:: TASK INPUTS

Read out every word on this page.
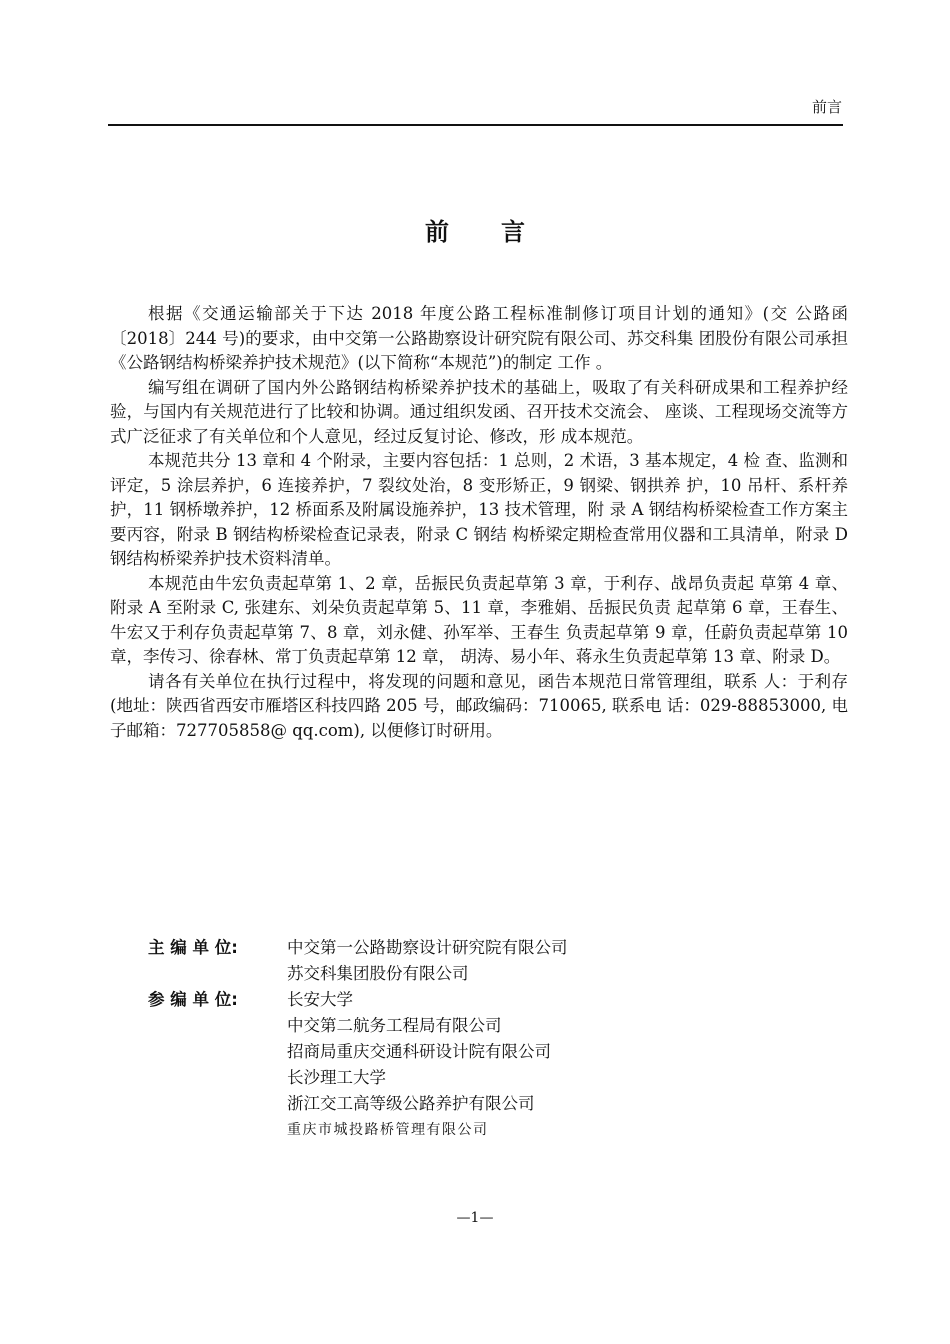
前言
前言

根据《交通运输部关于下达 2018 年度公路工程标准制修订项目计划的通知》(交 公路函〔2018〕244 号)的要求，由中交第一公路勘察设计研究院有限公司、苏交科集 团股份有限公司承担《公路钢结构桥梁养护技术规范》(以下简称“本规范”)的制定 工作 。

编写组在调研了国内外公路钢结构桥梁养护技术的基础上，吸取了有关科研成果和工程养护经验，与国内有关规范进行了比较和协调。通过组织发函、召开技术交流会、 座谈、工程现场交流等方式广泛征求了有关单位和个人意见，经过反复讨论、修改，形 成本规范。

本规范共分 13 章和 4 个附录，主要内容包括：1 总则，2 术语，3 基本规定，4 检 查、监测和评定，5 涂层养护，6 连接养护，7 裂纹处治，8 变形矫正，9 钢梁、钢拱养 护，10 吊杆、系杆养护，11 钢桥墩养护，12 桥面系及附属设施养护，13 技术管理，附 录 A 钢结构桥梁检查工作方案主要丙容，附录 B 钢结构桥梁检查记录表，附录 C 钢结 构桥梁定期检查常用仪器和工具清单，附录 D 钢结构桥梁养护技术资料清单。

本规范由牛宏负责起草第 1、2 章，岳振民负责起草第 3 章，于利存、战昂负责起 草第 4 章、附录 A 至附录 C, 张建东、刘朵负责起草第 5、11 章，李雅娟、岳振民负责 起草第 6 章，王春生、牛宏又于利存负责起草第 7、8 章，刘永健、孙军举、王春生 负责起草第 9 章，任蔚负责起草第 10 章，李传习、徐春林、常丁负责起草第 12 章， 胡涛、易小年、蒋永生负责起草第 13 章、附录 D。

请各有关单位在执行过程中，将发现的问题和意见，函告本规范日常管理组，联系 人：于利存(地址：陕西省西安市雁塔区科技四路 205 号，邮政编码：710065, 联系电 话：029-88853000, 电子邮箱：727705858@ qq.com), 以便修订时研用。

主 编 单 位:	中交第一公路勘察设计研究院有限公司
苏交科集团股份有限公司
参 编 单 位:	长安大学
中交第二航务工程局有限公司
招商局重庆交通科研设计院有限公司
长沙理工大学
浙江交工高等级公路养护有限公司
重庆市城投路桥管理有限公司
—1—
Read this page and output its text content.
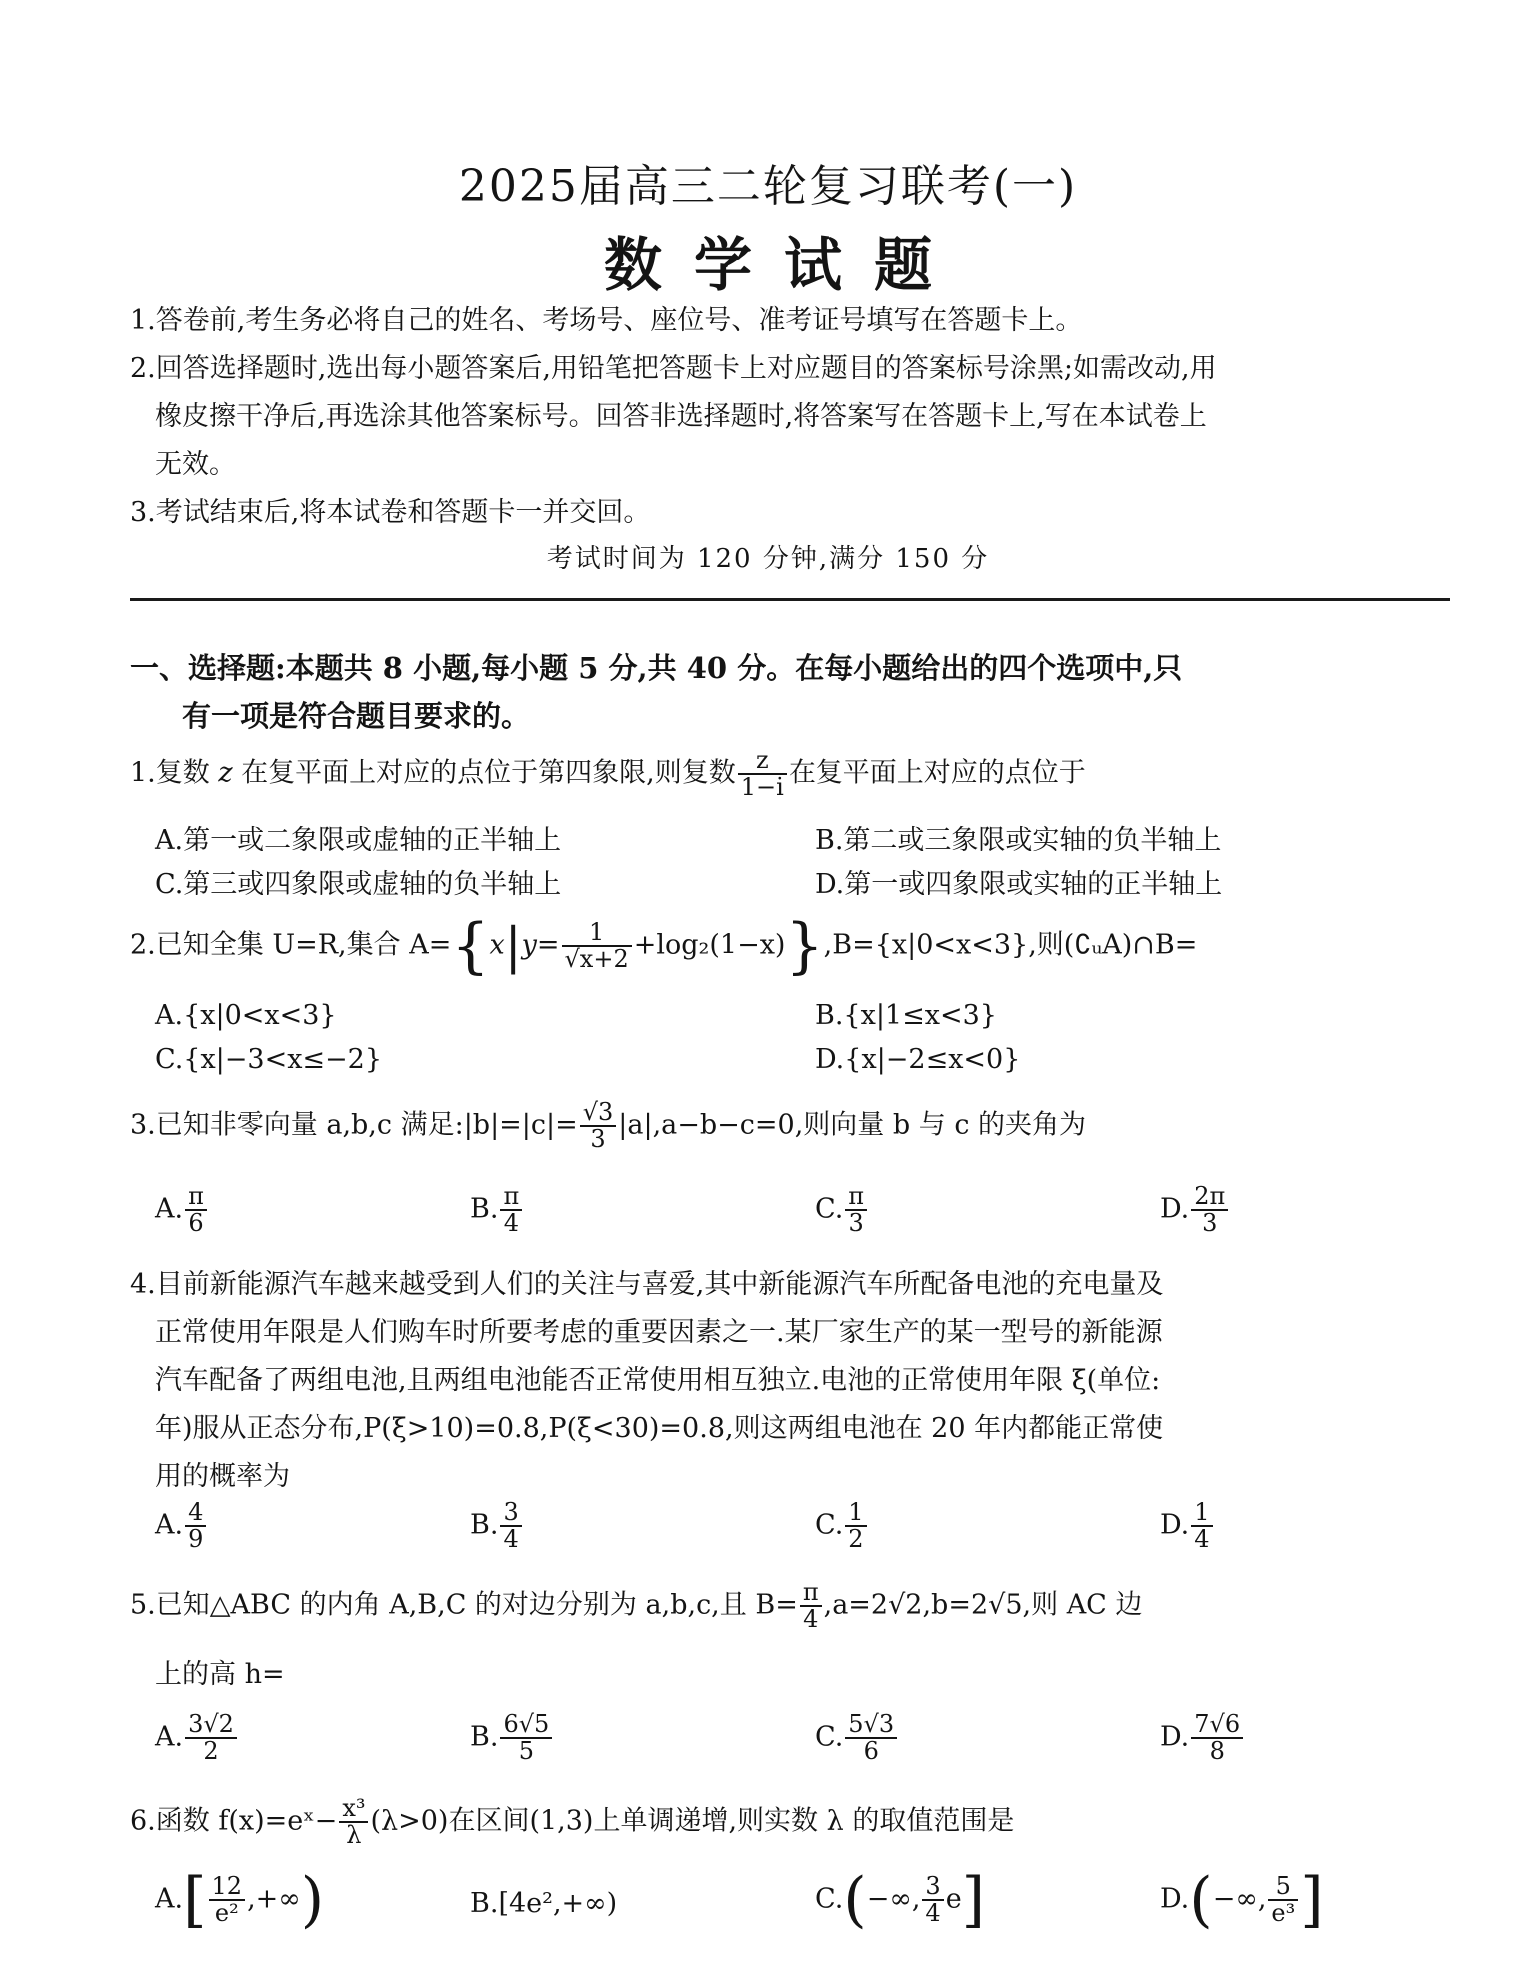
2025届高三二轮复习联考(一)
数学试题
1.答卷前,考生务必将自己的姓名、考场号、座位号、准考证号填写在答题卡上。
2.回答选择题时,选出每小题答案后,用铅笔把答题卡上对应题目的答案标号涂黑;如需改动,用
橡皮擦干净后,再选涂其他答案标号。回答非选择题时,将答案写在答题卡上,写在本试卷上
无效。
3.考试结束后,将本试卷和答题卡一并交回。
考试时间为 120 分钟,满分 150 分
一、选择题:本题共 8 小题,每小题 5 分,共 40 分。在每小题给出的四个选项中,只
有一项是符合题目要求的。
1.复数 z 在复平面上对应的点位于第四象限,则复数 $\frac{z}{1-i}$ 在复平面上对应的点位于
A.第一或二象限或虚轴的正半轴上	B.第二或三象限或实轴的负半轴上
C.第三或四象限或虚轴的负半轴上	D.第一或四象限或实轴的正半轴上
2.已知全集 U=R,集合 $A=\{x|y= \frac{1}{√x+2} +\log_2(1-x)\},B=\{x|0<x<3\}$,则(∁ᵤA)∩B=
A.{x|0<x<3}	B.{x|1≤x<3}
C.{x|−3<x≤−2}	D.{x|−2≤x<0}
3.已知非零向量 a,b,c 满足:|b|=|c|= $\frac{√3}{3} |a|,a-b-c=0$,则向量 b 与 c 的夹角为
A. $\frac{\pi}{6}$	B. $\frac{\pi}{4}$	C. $\frac{\pi}{3}$	D. $\frac{2\pi}{3}$
4.目前新能源汽车越来越受到人们的关注与喜爱,其中新能源汽车所配备电池的充电量及
正常使用年限是人们购车时所要考虑的重要因素之一.某厂家生产的某一型号的新能源
汽车配备了两组电池,且两组电池能否正常使用相互独立.电池的正常使用年限 ξ(单位:
年)服从正态分布,P(ξ>10)=0.8,P(ξ<30)=0.8,则这两组电池在 20 年内都能正常使
用的概率为
A. $\frac{4}{9}$	B. $\frac{3}{4}$	C. $\frac{1}{2}$	D. $\frac{1}{4}$
5.已知△ABC 的内角 A,B,C 的对边分别为 a,b,c,且 $B= \frac{\pi}{4} ,a=2√2,b=2√5$,则 AC 边
上的高 h=
A. $\frac{3√2}{2}$	B. $\frac{6√5}{5}$	C. $\frac{5√3}{6}$	D. $\frac{7√6}{8}$
6.函数 f(x)=eˣ− $\frac{\text{x³}}{\lambda} (\lambda>0)$在区间(1,3)上单调递增,则实数 λ 的取值范围是
$A.[ \frac{12}{\text{e²}}$ ,+∞)	B.[4e²,+∞)	C.(−∞, $\frac{3}{4} e$]	D.(−∞, $\frac{5}{\text{e³}}$ ]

::::

• WHAT IS EXPECTED
Reproduce all of the material above word for word. Omit the pictures.

• IN RESPONSE
Read out every word on this page.
前言
前言

根据《交通运输部关于下达 2018 年度公路工程标准制修订项目计划的通知》(交 公路函〔2018〕244 号)的要求，由中交第一公路勘察设计研究院有限公司、苏交科集 团股份有限公司承担《公路钢结构桥梁养护技术规范》(以下简称“本规范”)的制定 工作 。

编写组在调研了国内外公路钢结构桥梁养护技术的基础上，吸取了有关科研成果和工程养护经验，与国内有关规范进行了比较和协调。通过组织发函、召开技术交流会、 座谈、工程现场交流等方式广泛征求了有关单位和个人意见，经过反复讨论、修改，形 成本规范。

本规范共分 13 章和 4 个附录，主要内容包括：1 总则，2 术语，3 基本规定，4 检 查、监测和评定，5 涂层养护，6 连接养护，7 裂纹处治，8 变形矫正，9 钢梁、钢拱养 护，10 吊杆、系杆养护，11 钢桥墩养护，12 桥面系及附属设施养护，13 技术管理，附 录 A 钢结构桥梁检查工作方案主要丙容，附录 B 钢结构桥梁检查记录表，附录 C 钢结 构桥梁定期检查常用仪器和工具清单，附录 D 钢结构桥梁养护技术资料清单。

本规范由牛宏负责起草第 1、2 章，岳振民负责起草第 3 章，于利存、战昂负责起 草第 4 章、附录 A 至附录 C, 张建东、刘朵负责起草第 5、11 章，李雅娟、岳振民负责 起草第 6 章，王春生、牛宏又于利存负责起草第 7、8 章，刘永健、孙军举、王春生 负责起草第 9 章，任蔚负责起草第 10 章，李传习、徐春林、常丁负责起草第 12 章， 胡涛、易小年、蒋永生负责起草第 13 章、附录 D。

请各有关单位在执行过程中，将发现的问题和意见，函告本规范日常管理组，联系 人：于利存(地址：陕西省西安市雁塔区科技四路 205 号，邮政编码：710065, 联系电 话：029-88853000, 电子邮箱：727705858@ qq.com), 以便修订时研用。

主 编 单 位:	中交第一公路勘察设计研究院有限公司
苏交科集团股份有限公司
参 编 单 位:	长安大学
中交第二航务工程局有限公司
招商局重庆交通科研设计院有限公司
长沙理工大学
浙江交工高等级公路养护有限公司
重庆市城投路桥管理有限公司
—1—
Read this page and output its text content.
2025届高三二轮复习联考(一)
数学试题
1.答卷前,考生务必将自己的姓名、考场号、座位号、准考证号填写在答题卡上。
2.回答选择题时,选出每小题答案后,用铅笔把答题卡上对应题目的答案标号涂黑;如需改动,用
橡皮擦干净后,再选涂其他答案标号。回答非选择题时,将答案写在答题卡上,写在本试卷上
无效。
3.考试结束后,将本试卷和答题卡一并交回。
考试时间为 120 分钟,满分 150 分
一、选择题:本题共 8 小题,每小题 5 分,共 40 分。在每小题给出的四个选项中,只
有一项是符合题目要求的。
1.复数 z 在复平面上对应的点位于第四象限,则复数 $\frac{z}{1-i}$ 在复平面上对应的点位于
A.第一或二象限或虚轴的正半轴上	B.第二或三象限或实轴的负半轴上
C.第三或四象限或虚轴的负半轴上	D.第一或四象限或实轴的正半轴上
2.已知全集 U=R,集合 $A=\{x|y= \frac{1}{√x+2} +\log_2(1-x)\},B=\{x|0<x<3\}$,则(∁ᵤA)∩B=
A.{x|0<x<3}	B.{x|1≤x<3}
C.{x|−3<x≤−2}	D.{x|−2≤x<0}
3.已知非零向量 a,b,c 满足:|b|=|c|= $\frac{√3}{3} |a|,a-b-c=0$,则向量 b 与 c 的夹角为
A. $\frac{\pi}{6}$	B. $\frac{\pi}{4}$	C. $\frac{\pi}{3}$	D. $\frac{2\pi}{3}$
4.目前新能源汽车越来越受到人们的关注与喜爱,其中新能源汽车所配备电池的充电量及
正常使用年限是人们购车时所要考虑的重要因素之一.某厂家生产的某一型号的新能源
汽车配备了两组电池,且两组电池能否正常使用相互独立.电池的正常使用年限 ξ(单位:
年)服从正态分布,P(ξ>10)=0.8,P(ξ<30)=0.8,则这两组电池在 20 年内都能正常使
用的概率为
A. $\frac{4}{9}$	B. $\frac{3}{4}$	C. $\frac{1}{2}$	D. $\frac{1}{4}$
5.已知△ABC 的内角 A,B,C 的对边分别为 a,b,c,且 $B= \frac{\pi}{4} ,a=2√2,b=2√5$,则 AC 边
上的高 h=
A. $\frac{3√2}{2}$	B. $\frac{6√5}{5}$	C. $\frac{5√3}{6}$	D. $\frac{7√6}{8}$
6.函数 f(x)=eˣ− $\frac{\text{x³}}{\lambda} (\lambda>0)$在区间(1,3)上单调递增,则实数 λ 的取值范围是
$A.[ \frac{12}{\text{e²}}$ ,+∞)	B.[4e²,+∞)	C.(−∞, $\frac{3}{4} e$]	D.(−∞, $\frac{5}{\text{e³}}$ ]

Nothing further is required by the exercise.